* Short problem:
Extract all of the entries and give them again, word for word.

[Items listed in a dataset]
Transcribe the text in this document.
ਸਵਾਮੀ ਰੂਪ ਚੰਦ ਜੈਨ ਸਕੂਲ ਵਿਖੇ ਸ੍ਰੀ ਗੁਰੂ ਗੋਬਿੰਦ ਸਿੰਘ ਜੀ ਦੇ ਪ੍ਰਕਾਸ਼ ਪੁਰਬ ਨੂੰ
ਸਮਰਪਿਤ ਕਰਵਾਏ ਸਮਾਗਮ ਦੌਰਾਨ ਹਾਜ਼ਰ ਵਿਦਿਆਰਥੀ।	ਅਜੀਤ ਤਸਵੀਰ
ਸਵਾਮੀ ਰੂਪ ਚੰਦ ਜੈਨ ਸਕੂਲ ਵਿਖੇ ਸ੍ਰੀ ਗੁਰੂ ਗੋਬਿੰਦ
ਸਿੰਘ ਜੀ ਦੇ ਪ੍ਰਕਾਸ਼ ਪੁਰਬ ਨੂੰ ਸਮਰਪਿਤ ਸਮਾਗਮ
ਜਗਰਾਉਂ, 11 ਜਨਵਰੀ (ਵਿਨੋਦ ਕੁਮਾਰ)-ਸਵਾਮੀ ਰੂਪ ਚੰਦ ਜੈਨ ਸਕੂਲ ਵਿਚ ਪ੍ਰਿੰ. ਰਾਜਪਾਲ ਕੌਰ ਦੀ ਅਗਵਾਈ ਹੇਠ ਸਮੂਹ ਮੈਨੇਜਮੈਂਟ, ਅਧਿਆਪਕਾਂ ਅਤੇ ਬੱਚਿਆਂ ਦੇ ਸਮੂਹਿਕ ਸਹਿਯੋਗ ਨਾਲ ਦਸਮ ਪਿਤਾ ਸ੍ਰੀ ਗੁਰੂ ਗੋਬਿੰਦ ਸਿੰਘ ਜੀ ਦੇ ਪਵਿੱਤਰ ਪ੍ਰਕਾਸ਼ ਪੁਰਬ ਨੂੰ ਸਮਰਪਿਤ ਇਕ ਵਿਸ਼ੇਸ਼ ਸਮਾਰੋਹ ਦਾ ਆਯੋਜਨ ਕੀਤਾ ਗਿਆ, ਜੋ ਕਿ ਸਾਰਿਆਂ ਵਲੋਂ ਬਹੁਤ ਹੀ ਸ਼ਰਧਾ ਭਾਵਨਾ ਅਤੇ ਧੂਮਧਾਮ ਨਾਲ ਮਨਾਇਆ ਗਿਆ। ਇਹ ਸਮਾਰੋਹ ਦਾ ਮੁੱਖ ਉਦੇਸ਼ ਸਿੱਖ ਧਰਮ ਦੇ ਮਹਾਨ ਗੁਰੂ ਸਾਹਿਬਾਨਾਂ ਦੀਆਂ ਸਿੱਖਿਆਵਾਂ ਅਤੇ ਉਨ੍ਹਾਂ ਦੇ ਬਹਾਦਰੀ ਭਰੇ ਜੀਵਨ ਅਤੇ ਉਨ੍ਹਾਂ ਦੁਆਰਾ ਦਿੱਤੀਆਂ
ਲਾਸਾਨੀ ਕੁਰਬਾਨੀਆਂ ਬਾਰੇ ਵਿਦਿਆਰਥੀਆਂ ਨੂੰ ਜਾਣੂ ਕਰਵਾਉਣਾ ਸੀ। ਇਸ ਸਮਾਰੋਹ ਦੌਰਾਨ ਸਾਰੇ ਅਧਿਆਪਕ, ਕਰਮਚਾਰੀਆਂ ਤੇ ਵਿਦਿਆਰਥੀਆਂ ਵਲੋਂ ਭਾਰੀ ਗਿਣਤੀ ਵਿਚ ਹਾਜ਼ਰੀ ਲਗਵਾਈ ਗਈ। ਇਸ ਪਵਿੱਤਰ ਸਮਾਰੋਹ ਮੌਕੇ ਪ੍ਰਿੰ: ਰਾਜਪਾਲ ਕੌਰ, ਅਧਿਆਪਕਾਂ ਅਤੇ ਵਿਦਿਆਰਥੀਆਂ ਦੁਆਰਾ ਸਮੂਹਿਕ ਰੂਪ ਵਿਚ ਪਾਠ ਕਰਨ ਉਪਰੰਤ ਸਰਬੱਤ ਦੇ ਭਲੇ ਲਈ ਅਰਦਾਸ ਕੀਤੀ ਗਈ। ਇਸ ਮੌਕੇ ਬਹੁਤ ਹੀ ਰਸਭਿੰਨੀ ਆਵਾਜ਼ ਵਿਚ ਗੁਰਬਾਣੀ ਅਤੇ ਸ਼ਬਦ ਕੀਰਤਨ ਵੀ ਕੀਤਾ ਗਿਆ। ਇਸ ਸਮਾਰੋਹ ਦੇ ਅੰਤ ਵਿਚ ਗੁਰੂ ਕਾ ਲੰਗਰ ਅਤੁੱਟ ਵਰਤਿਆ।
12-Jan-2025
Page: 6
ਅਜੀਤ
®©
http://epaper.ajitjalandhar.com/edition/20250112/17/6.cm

* Task response:
Transcribe the text in this document.
ਸਵਾਮੀ ਰੂਪ ਚੰਦ ਜੈਨ ਸਕੂਲ ਵਿਖੇ ਸ੍ਰੀ ਗੁਰੂ ਗੋਬਿੰਦ ਸਿੰਘ ਜੀ ਦੇ ਪ੍ਰਕਾਸ਼ ਪੁਰਬ ਨੂੰ
ਸਮਰਪਿਤ ਕਰਵਾਏ ਸਮਾਗਮ ਦੌਰਾਨ ਹਾਜ਼ਰ ਵਿਦਿਆਰਥੀ।	ਅਜੀਤ ਤਸਵੀਰ
ਸਵਾਮੀ ਰੂਪ ਚੰਦ ਜੈਨ ਸਕੂਲ ਵਿਖੇ ਸ੍ਰੀ ਗੁਰੂ ਗੋਬਿੰਦ
ਸਿੰਘ ਜੀ ਦੇ ਪ੍ਰਕਾਸ਼ ਪੁਰਬ ਨੂੰ ਸਮਰਪਿਤ ਸਮਾਗਮ
ਜਗਰਾਉਂ, 11 ਜਨਵਰੀ (ਵਿਨੋਦ ਕੁਮਾਰ)-ਸਵਾਮੀ ਰੂਪ ਚੰਦ ਜੈਨ ਸਕੂਲ ਵਿਚ ਪ੍ਰਿੰ. ਰਾਜਪਾਲ ਕੌਰ ਦੀ ਅਗਵਾਈ ਹੇਠ ਸਮੂਹ ਮੈਨੇਜਮੈਂਟ, ਅਧਿਆਪਕਾਂ ਅਤੇ ਬੱਚਿਆਂ ਦੇ ਸਮੂਹਿਕ ਸਹਿਯੋਗ ਨਾਲ ਦਸਮ ਪਿਤਾ ਸ੍ਰੀ ਗੁਰੂ ਗੋਬਿੰਦ ਸਿੰਘ ਜੀ ਦੇ ਪਵਿੱਤਰ ਪ੍ਰਕਾਸ਼ ਪੁਰਬ ਨੂੰ ਸਮਰਪਿਤ ਇਕ ਵਿਸ਼ੇਸ਼ ਸਮਾਰੋਹ ਦਾ ਆਯੋਜਨ ਕੀਤਾ ਗਿਆ, ਜੋ ਕਿ ਸਾਰਿਆਂ ਵਲੋਂ ਬਹੁਤ ਹੀ ਸ਼ਰਧਾ ਭਾਵਨਾ ਅਤੇ ਧੂਮਧਾਮ ਨਾਲ ਮਨਾਇਆ ਗਿਆ। ਇਹ ਸਮਾਰੋਹ ਦਾ ਮੁੱਖ ਉਦੇਸ਼ ਸਿੱਖ ਧਰਮ ਦੇ ਮਹਾਨ ਗੁਰੂ ਸਾਹਿਬਾਨਾਂ ਦੀਆਂ ਸਿੱਖਿਆਵਾਂ ਅਤੇ ਉਨ੍ਹਾਂ ਦੇ ਬਹਾਦਰੀ ਭਰੇ ਜੀਵਨ ਅਤੇ ਉਨ੍ਹਾਂ ਦੁਆਰਾ ਦਿੱਤੀਆਂ
ਲਾਸਾਨੀ ਕੁਰਬਾਨੀਆਂ ਬਾਰੇ ਵਿਦਿਆਰਥੀਆਂ ਨੂੰ ਜਾਣੂ ਕਰਵਾਉਣਾ ਸੀ। ਇਸ ਸਮਾਰੋਹ ਦੌਰਾਨ ਸਾਰੇ ਅਧਿਆਪਕ, ਕਰਮਚਾਰੀਆਂ ਤੇ ਵਿਦਿਆਰਥੀਆਂ ਵਲੋਂ ਭਾਰੀ ਗਿਣਤੀ ਵਿਚ ਹਾਜ਼ਰੀ ਲਗਵਾਈ ਗਈ। ਇਸ ਪਵਿੱਤਰ ਸਮਾਰੋਹ ਮੌਕੇ ਪ੍ਰਿੰ: ਰਾਜਪਾਲ ਕੌਰ, ਅਧਿਆਪਕਾਂ ਅਤੇ ਵਿਦਿਆਰਥੀਆਂ ਦੁਆਰਾ ਸਮੂਹਿਕ ਰੂਪ ਵਿਚ ਪਾਠ ਕਰਨ ਉਪਰੰਤ ਸਰਬੱਤ ਦੇ ਭਲੇ ਲਈ ਅਰਦਾਸ ਕੀਤੀ ਗਈ। ਇਸ ਮੌਕੇ ਬਹੁਤ ਹੀ ਰਸਭਿੰਨੀ ਆਵਾਜ਼ ਵਿਚ ਗੁਰਬਾਣੀ ਅਤੇ ਸ਼ਬਦ ਕੀਰਤਨ ਵੀ ਕੀਤਾ ਗਿਆ। ਇਸ ਸਮਾਰੋਹ ਦੇ ਅੰਤ ਵਿਚ ਗੁਰੂ ਕਾ ਲੰਗਰ ਅਤੁੱਟ ਵਰਤਿਆ।
12-Jan-2025
Page: 6
ਅਜੀਤ
®©
http://epaper.ajitjalandhar.com/edition/20250112/17/6.cm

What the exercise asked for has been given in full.